== TASK TO COMPLETE ==
Answer these questions about the breaking interview below:
(a) What placement did Snap1 reach at the Red Bull BC One E-Battle last year?
(b) At what hour does Snap1 now wake up, and at what hour does training start?
(c) In a week of training twice a day, around which day does Snap1's body signal that it is time to recover?

++++ TEXT EXTRACT

KH: You said before, “My biggest goal with breaking is to inspire others, that no matter where you come from (whether there be a lack of hip-hop scene or mentors) you can still go really far in breaking by changing your mindset…”
What did you specifically mean by “changing your mindset?” What does it take from a mental standpoint to get in the zone you need to be in to be successful?
Snap1: By changing your mindset I mean a few things. First and foremost, never be satisfied with yourself, (pat yourself on the back and reflect on accomplishments for sure). However, I always remind myself there is always someone better, faster, stronger, smarter. So never stop improving yourself.
Second, don’t allow, or even give yourself the choice, to NOT train. Rest is key, listen to your body, but the times when things are the most difficult is where real progression is made. I wake up sometimes not wanting to train. But I trained my mindset that’s it’s just not an option, until my body tells me it’s seriously time to back off. And trust me, my body is trained to take a lot, so it takes my body about day 5 or 6 in the week of training twice a day to finally say “ok, it’s time to recover.” The mentality I have learned as well is to push beyond limits.
And third, as cliche as it may sound, there are no excuses. I could blame some of my shortcomings on not having a huge hip hop scene here, being a female not naturally as strong as a man, having to spend so much money on airfare, taking time off from my full time job, life’s too busy to train, etc. But going back to my first point, it is not an option to NOT train to become the best I can in this dance. And that’s precisely why I wake up at 3am now to train at 4am. Because I have a demanding full time job, adult responsibilities, and a family to take care of.
KH: So you’ve competed at the Red Bull BC One E-Battle before. What is different about this time in your approach and vision?
Snap1: Last year I made top 8. This year is obviously different because top 16 is now live. I honestly do not prefer online battles because the energy of a live crowd and opponent isn’t there. However, what online battles and classes does give me is what I’ve lacked this whole time, the ability to connect on a larger scale.

++++++++
++++ STORED ROWS

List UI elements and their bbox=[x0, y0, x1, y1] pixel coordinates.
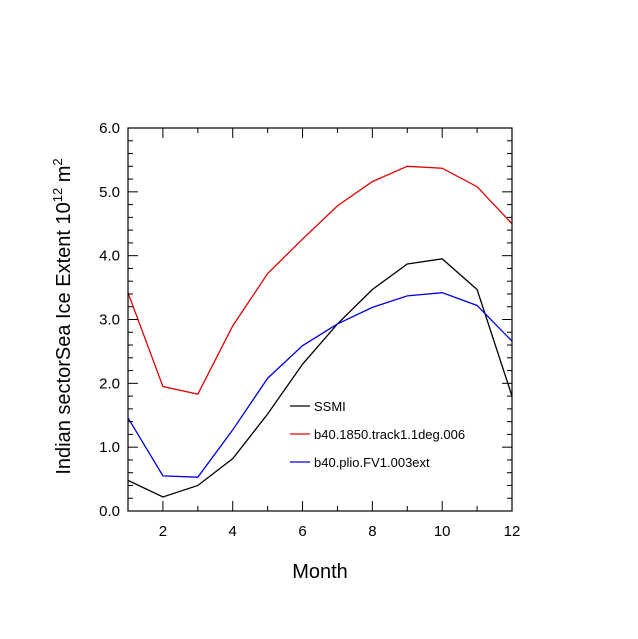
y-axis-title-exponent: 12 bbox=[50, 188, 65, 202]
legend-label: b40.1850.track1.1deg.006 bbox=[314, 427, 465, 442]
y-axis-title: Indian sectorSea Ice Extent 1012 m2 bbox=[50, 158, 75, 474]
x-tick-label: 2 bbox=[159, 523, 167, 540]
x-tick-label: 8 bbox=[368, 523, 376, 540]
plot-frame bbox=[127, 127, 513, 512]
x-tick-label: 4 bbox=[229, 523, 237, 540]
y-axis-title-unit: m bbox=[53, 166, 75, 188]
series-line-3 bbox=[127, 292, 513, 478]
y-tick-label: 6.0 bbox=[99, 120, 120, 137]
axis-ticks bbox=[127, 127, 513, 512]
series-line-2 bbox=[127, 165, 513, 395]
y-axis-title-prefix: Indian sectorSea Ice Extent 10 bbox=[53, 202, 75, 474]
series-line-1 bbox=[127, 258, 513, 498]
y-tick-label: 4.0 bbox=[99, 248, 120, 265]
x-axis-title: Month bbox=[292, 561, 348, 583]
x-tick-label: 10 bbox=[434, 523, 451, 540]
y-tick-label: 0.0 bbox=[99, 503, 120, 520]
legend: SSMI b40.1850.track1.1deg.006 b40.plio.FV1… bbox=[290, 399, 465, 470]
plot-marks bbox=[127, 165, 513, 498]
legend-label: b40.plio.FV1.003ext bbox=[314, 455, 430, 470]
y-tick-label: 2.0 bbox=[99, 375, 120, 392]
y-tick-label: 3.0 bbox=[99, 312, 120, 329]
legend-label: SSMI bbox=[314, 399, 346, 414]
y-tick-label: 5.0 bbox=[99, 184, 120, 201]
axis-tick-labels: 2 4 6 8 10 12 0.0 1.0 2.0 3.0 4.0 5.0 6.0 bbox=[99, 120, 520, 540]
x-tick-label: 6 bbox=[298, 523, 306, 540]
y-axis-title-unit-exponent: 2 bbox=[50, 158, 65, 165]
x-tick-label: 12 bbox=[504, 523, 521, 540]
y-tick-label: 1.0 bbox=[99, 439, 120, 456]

++++++++
++++ STORED ROWS

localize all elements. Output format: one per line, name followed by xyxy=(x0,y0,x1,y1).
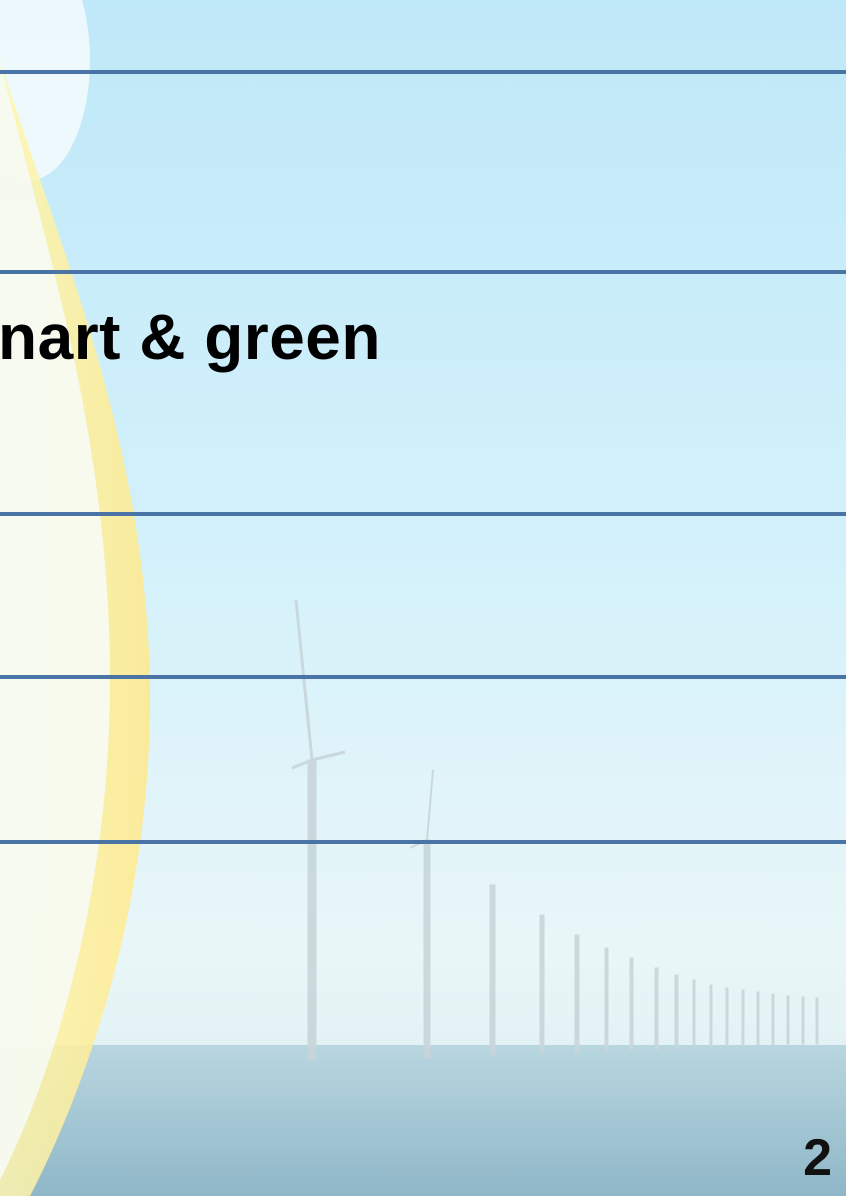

++++++++

== ANSWER TO THE TASK ==
(a) Top 8.
(b) Snap1 wakes up at 3am and trains at 4am.
(c) Around day 5 or 6.